Listed entries:
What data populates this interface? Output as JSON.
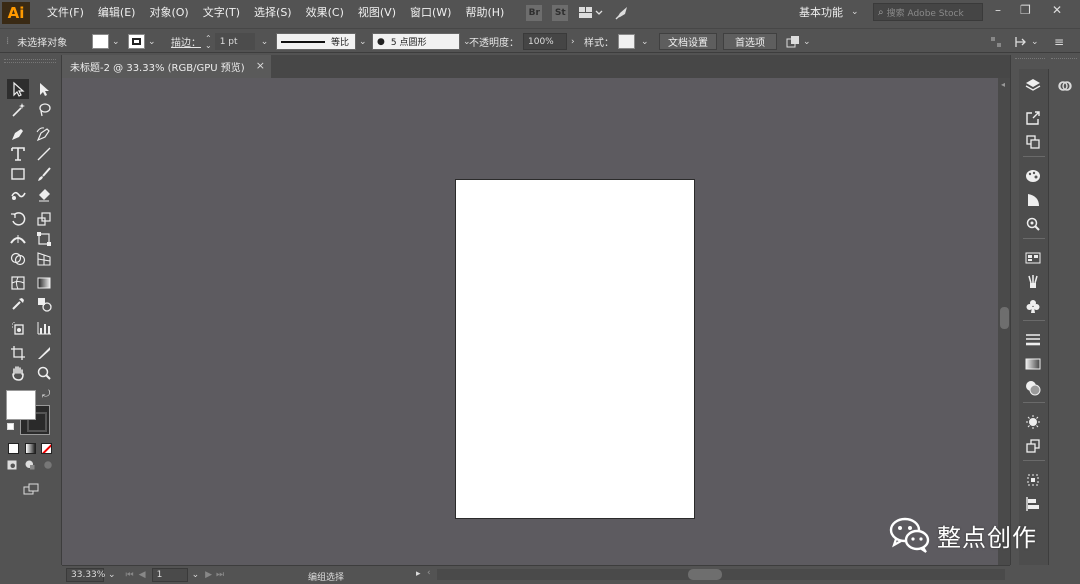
{
  "app": {
    "logo": "Ai"
  },
  "menu": [
    "文件(F)",
    "编辑(E)",
    "对象(O)",
    "文字(T)",
    "选择(S)",
    "效果(C)",
    "视图(V)",
    "窗口(W)",
    "帮助(H)"
  ],
  "menubar_icons": {
    "bridge": "Br",
    "stock": "St"
  },
  "workspace": {
    "label": "基本功能"
  },
  "stock_search": {
    "placeholder": "搜索 Adobe Stock"
  },
  "control_bar": {
    "selection_status": "未选择对象",
    "stroke_label": "描边：",
    "stroke_weight": "1 pt",
    "profile_label": "等比",
    "brush_label": "5 点圆形",
    "opacity_label": "不透明度：",
    "opacity_value": "100%",
    "style_label": "样式：",
    "doc_setup_button": "文档设置",
    "preferences_button": "首选项"
  },
  "document_tab": {
    "title": "未标题-2 @ 33.33% (RGB/GPU 预览)"
  },
  "status_bar": {
    "zoom": "33.33%",
    "artboard_number": "1",
    "tool_status": "编组选择"
  },
  "watermark": {
    "text": "整点创作"
  },
  "colors": {
    "ui_bg": "#535353",
    "canvas_bg": "#5d5b60",
    "artboard": "#ffffff",
    "ai_logo_fg": "#ff9a00",
    "ai_logo_bg": "#3a2a14"
  }
}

Directions for this task:
Exactly as written, return every line of the listing, but not the pictures.

Response for this exercise:
What data populates this interface? Output as JSON.
{
  "app": {
    "logo": "Ai"
  },
  "menu": [
    "文件(F)",
    "编辑(E)",
    "对象(O)",
    "文字(T)",
    "选择(S)",
    "效果(C)",
    "视图(V)",
    "窗口(W)",
    "帮助(H)"
  ],
  "menubar_icons": {
    "bridge": "Br",
    "stock": "St"
  },
  "workspace": {
    "label": "基本功能"
  },
  "stock_search": {
    "placeholder": "搜索 Adobe Stock"
  },
  "control_bar": {
    "selection_status": "未选择对象",
    "stroke_label": "描边：",
    "stroke_weight": "1 pt",
    "profile_label": "等比",
    "brush_label": "5 点圆形",
    "opacity_label": "不透明度：",
    "opacity_value": "100%",
    "style_label": "样式：",
    "doc_setup_button": "文档设置",
    "preferences_button": "首选项"
  },
  "document_tab": {
    "title": "未标题-2 @ 33.33% (RGB/GPU 预览)"
  },
  "status_bar": {
    "zoom": "33.33%",
    "artboard_number": "1",
    "tool_status": "编组选择"
  },
  "watermark": {
    "text": "整点创作"
  },
  "colors": {
    "ui_bg": "#535353",
    "canvas_bg": "#5d5b60",
    "artboard": "#ffffff",
    "ai_logo_fg": "#ff9a00",
    "ai_logo_bg": "#3a2a14"
  }
}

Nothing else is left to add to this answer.